Many students reach middle school and high school without adequate literacy skills. Reasons for this may include learning disabilities, mental retardation, frequent school changes, limited literacy of parents, or inadequate instruction. Once a student falls behind his or her peers, development of literacy skills may be hampered by lack of access to appropriate materials and instruction and by motivational issues stemming from repeated experiences with failure. Students who are reading two or more years below grade level tend to have difficulty in content-area classes in secondary school. Often, they avoid reading and fall even further behind over time as a result. This presents a major challenge for educators and parents trying to help students succeed in the general curriculum and avoid the emotional and social consequences of repeated failure in school.
While most people associate literacy with the ability to read, there are other kinds of literacy as well. In the more general sense, literacy refers to the ability to understand and use symbolic information (text, formulas, codes, statistics, etc.) in order to function successfully in the world. So, in addition to reading, literacy encompasses numerical and mathematical skills (sometimes called numeracy), writing skills, computer skills, and other technology-related skills. Other new literacies include areas such as economic literacy, critical literacy, and media literacy. Literacy includes those skills needed to access, understand, and make use of school texts, but it also includes many skills that have important applications outside the classroom, such as understanding a wilderness trail guide or interpreting a weather map on the Web.
_____
**Requirement A**. In the literacy passage, what are numerical and mathematical skills sometimes called?
**Requirement B**. Give back the stretch of the literacy passage that opens at the words "While most people" and ends after "on the Web.".

[Source data]
_____
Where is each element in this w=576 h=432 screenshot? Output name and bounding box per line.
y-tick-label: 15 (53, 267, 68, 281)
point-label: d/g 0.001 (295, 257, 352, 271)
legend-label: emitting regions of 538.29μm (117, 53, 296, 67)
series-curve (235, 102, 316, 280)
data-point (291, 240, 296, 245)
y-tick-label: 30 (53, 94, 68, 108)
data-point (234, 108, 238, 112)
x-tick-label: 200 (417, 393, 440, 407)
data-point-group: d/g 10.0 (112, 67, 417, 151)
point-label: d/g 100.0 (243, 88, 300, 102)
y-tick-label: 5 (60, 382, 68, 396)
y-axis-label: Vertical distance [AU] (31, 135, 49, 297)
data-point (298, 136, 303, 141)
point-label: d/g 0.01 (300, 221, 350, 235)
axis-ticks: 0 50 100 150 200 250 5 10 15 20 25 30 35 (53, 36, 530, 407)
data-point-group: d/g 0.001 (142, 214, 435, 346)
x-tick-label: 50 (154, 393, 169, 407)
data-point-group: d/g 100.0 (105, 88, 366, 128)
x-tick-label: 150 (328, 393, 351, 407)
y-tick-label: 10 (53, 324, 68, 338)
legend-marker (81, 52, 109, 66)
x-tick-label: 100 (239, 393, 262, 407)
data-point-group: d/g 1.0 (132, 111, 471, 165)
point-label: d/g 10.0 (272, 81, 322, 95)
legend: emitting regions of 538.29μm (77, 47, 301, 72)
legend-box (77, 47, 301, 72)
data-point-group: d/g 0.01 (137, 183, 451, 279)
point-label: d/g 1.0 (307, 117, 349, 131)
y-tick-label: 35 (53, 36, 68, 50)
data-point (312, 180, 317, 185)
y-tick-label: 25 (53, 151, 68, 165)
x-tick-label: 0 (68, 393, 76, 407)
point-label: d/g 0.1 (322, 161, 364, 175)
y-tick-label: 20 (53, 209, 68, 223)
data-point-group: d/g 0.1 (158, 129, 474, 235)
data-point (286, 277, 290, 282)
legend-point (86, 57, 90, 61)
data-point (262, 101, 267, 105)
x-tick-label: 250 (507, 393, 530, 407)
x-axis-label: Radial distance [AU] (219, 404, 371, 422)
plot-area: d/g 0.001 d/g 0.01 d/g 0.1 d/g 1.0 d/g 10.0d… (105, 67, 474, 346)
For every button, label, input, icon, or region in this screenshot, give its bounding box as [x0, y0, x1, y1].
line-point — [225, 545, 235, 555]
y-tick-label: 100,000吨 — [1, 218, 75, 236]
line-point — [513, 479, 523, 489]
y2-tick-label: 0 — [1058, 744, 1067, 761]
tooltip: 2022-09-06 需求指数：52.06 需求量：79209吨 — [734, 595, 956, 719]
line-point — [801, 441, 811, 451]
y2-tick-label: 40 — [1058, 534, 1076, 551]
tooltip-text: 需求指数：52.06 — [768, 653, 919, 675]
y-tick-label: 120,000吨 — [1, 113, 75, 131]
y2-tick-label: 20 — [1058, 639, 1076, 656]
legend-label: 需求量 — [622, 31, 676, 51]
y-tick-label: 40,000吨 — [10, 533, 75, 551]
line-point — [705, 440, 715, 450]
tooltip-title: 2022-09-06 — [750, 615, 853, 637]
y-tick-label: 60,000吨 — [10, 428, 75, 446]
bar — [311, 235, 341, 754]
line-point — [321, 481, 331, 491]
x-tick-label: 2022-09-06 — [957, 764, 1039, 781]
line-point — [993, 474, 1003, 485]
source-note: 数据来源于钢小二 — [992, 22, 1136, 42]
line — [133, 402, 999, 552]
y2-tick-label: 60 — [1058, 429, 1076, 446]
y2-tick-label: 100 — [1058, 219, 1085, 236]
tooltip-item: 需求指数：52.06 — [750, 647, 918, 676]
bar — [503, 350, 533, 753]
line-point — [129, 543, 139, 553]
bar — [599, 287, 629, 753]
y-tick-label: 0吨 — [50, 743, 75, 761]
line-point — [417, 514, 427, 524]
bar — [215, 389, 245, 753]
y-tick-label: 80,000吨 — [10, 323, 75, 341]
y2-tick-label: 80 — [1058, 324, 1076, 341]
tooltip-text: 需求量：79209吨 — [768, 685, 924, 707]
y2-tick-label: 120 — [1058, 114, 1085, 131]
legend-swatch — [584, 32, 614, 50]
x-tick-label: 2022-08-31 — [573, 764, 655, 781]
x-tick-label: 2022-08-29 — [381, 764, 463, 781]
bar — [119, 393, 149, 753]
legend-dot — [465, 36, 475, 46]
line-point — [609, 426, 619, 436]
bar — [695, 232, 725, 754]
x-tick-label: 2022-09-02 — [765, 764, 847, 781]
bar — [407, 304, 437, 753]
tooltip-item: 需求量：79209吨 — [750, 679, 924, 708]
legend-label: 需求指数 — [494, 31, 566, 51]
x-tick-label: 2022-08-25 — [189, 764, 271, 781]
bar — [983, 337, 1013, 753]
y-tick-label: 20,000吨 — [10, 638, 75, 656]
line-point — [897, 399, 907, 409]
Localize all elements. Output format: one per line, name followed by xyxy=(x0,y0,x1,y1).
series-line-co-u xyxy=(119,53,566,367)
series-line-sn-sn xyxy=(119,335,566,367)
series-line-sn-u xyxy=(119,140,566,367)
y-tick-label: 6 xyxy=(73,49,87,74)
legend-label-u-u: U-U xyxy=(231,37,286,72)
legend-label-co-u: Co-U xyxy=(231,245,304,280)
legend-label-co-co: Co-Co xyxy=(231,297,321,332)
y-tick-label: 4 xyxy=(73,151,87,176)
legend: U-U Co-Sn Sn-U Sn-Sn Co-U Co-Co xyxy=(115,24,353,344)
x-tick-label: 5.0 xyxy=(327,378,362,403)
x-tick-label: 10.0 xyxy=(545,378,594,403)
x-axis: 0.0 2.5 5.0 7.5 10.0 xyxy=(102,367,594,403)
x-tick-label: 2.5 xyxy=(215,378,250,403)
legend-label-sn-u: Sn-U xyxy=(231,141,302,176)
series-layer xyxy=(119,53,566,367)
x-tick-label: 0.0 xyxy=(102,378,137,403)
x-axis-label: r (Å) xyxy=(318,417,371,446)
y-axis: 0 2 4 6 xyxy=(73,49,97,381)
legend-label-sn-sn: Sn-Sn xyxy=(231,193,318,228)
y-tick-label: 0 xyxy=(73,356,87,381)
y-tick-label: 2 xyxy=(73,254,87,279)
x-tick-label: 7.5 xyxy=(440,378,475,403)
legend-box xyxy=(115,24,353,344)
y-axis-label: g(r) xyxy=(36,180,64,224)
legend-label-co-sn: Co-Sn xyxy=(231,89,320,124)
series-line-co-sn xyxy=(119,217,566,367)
_____
**Task output A**. Numeracy.

**Task output B**.
While most people associate literacy with the ability to read, there are other kinds of literacy as well. In the more general sense, literacy refers to the ability to understand and use symbolic information (text, formulas, codes, statistics, etc.) in order to function successfully in the world. So, in addition to reading, literacy encompasses numerical and mathematical skills (sometimes called numeracy), writing skills, computer skills, and other technology-related skills. Other new literacies include areas such as economic literacy, critical literacy, and media literacy. Literacy includes those skills needed to access, understand, and make use of school texts, but it also includes many skills that have important applications outside the classroom, such as understanding a wilderness trail guide or interpreting a weather map on the Web.